[Data records]

-- BEGIN --

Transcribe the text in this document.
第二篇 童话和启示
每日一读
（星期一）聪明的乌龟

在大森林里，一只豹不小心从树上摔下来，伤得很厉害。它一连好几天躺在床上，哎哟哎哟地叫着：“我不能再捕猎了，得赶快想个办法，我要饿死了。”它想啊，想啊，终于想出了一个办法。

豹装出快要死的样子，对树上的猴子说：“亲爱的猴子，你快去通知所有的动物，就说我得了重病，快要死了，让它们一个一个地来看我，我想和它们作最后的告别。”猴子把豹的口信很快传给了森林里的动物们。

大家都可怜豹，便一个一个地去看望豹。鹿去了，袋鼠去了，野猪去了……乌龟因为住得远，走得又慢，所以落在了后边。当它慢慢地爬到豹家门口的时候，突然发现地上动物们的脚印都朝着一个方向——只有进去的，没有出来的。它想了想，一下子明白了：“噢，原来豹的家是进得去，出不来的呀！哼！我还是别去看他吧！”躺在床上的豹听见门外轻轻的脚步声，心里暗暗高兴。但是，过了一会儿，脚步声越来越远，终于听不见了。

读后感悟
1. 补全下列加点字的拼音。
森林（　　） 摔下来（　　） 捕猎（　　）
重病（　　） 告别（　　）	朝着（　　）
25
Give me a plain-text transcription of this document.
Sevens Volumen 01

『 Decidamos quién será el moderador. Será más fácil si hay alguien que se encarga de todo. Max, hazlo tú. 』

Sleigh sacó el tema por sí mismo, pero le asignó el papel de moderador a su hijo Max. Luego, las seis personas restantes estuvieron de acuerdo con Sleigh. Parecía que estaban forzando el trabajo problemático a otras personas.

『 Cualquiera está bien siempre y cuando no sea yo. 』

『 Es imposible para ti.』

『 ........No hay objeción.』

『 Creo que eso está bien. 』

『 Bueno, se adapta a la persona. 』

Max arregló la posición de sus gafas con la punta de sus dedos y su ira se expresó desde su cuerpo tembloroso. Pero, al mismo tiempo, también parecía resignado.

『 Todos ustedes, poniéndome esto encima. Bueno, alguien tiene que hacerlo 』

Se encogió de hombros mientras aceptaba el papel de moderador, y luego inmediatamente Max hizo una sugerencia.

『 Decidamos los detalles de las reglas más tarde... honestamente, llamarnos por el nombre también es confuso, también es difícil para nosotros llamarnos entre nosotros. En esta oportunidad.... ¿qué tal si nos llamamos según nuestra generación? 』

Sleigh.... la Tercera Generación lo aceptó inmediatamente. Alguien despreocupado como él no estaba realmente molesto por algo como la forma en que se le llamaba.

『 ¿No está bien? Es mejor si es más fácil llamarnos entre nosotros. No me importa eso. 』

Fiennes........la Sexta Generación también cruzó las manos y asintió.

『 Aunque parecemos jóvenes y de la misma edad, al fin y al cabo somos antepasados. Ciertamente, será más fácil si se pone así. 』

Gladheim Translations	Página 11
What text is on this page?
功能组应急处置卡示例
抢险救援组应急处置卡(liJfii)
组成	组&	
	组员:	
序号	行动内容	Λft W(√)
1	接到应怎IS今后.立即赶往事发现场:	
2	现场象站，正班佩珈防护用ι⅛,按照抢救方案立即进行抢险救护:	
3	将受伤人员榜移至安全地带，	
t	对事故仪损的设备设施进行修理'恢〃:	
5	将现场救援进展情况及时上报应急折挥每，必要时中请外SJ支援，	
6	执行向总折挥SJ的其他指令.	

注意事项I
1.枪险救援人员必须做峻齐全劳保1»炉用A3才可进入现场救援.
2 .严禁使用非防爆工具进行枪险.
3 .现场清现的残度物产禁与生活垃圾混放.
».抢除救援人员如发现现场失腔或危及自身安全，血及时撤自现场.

-- END --

WHAT IS NEEDED:
Return each entry from the material above exactly as it appears.

ANSWER TO THIS PROBLEM:
Transcribe the text in this document.
第二篇 童话和启示
每日一读
（星期一）聪明的乌龟

在大森林里，一只豹不小心从树上摔下来，伤得很厉害。它一连好几天躺在床上，哎哟哎哟地叫着：“我不能再捕猎了，得赶快想个办法，我要饿死了。”它想啊，想啊，终于想出了一个办法。

豹装出快要死的样子，对树上的猴子说：“亲爱的猴子，你快去通知所有的动物，就说我得了重病，快要死了，让它们一个一个地来看我，我想和它们作最后的告别。”猴子把豹的口信很快传给了森林里的动物们。

大家都可怜豹，便一个一个地去看望豹。鹿去了，袋鼠去了，野猪去了……乌龟因为住得远，走得又慢，所以落在了后边。当它慢慢地爬到豹家门口的时候，突然发现地上动物们的脚印都朝着一个方向——只有进去的，没有出来的。它想了想，一下子明白了：“噢，原来豹的家是进得去，出不来的呀！哼！我还是别去看他吧！”躺在床上的豹听见门外轻轻的脚步声，心里暗暗高兴。但是，过了一会儿，脚步声越来越远，终于听不见了。

读后感悟
1. 补全下列加点字的拼音。
森林（　　） 摔下来（　　） 捕猎（　　）
重病（　　） 告别（　　）	朝着（　　）
25
Give me a plain-text transcription of this document.
Sevens Volumen 01

『 Decidamos quién será el moderador. Será más fácil si hay alguien que se encarga de todo. Max, hazlo tú. 』

Sleigh sacó el tema por sí mismo, pero le asignó el papel de moderador a su hijo Max. Luego, las seis personas restantes estuvieron de acuerdo con Sleigh. Parecía que estaban forzando el trabajo problemático a otras personas.

『 Cualquiera está bien siempre y cuando no sea yo. 』

『 Es imposible para ti.』

『 ........No hay objeción.』

『 Creo que eso está bien. 』

『 Bueno, se adapta a la persona. 』

Max arregló la posición de sus gafas con la punta de sus dedos y su ira se expresó desde su cuerpo tembloroso. Pero, al mismo tiempo, también parecía resignado.

『 Todos ustedes, poniéndome esto encima. Bueno, alguien tiene que hacerlo 』

Se encogió de hombros mientras aceptaba el papel de moderador, y luego inmediatamente Max hizo una sugerencia.

『 Decidamos los detalles de las reglas más tarde... honestamente, llamarnos por el nombre también es confuso, también es difícil para nosotros llamarnos entre nosotros. En esta oportunidad.... ¿qué tal si nos llamamos según nuestra generación? 』

Sleigh.... la Tercera Generación lo aceptó inmediatamente. Alguien despreocupado como él no estaba realmente molesto por algo como la forma en que se le llamaba.

『 ¿No está bien? Es mejor si es más fácil llamarnos entre nosotros. No me importa eso. 』

Fiennes........la Sexta Generación también cruzó las manos y asintió.

『 Aunque parecemos jóvenes y de la misma edad, al fin y al cabo somos antepasados. Ciertamente, será más fácil si se pone así. 』

Gladheim Translations	Página 11
What text is on this page?
功能组应急处置卡示例
抢险救援组应急处置卡(liJfii)
组成	组&	
	组员:	
序号	行动内容	Λft W(√)
1	接到应怎IS今后.立即赶往事发现场:	
2	现场象站，正班佩珈防护用ι⅛,按照抢救方案立即进行抢险救护:	
3	将受伤人员榜移至安全地带，	
t	对事故仪损的设备设施进行修理'恢〃:	
5	将现场救援进展情况及时上报应急折挥每，必要时中请外SJ支援，	
6	执行向总折挥SJ的其他指令.	

注意事项I
1.枪险救援人员必须做峻齐全劳保1»炉用A3才可进入现场救援.
2 .严禁使用非防爆工具进行枪险.
3 .现场清现的残度物产禁与生活垃圾混放.
».抢除救援人员如发现现场失腔或危及自身安全，血及时撤自现场.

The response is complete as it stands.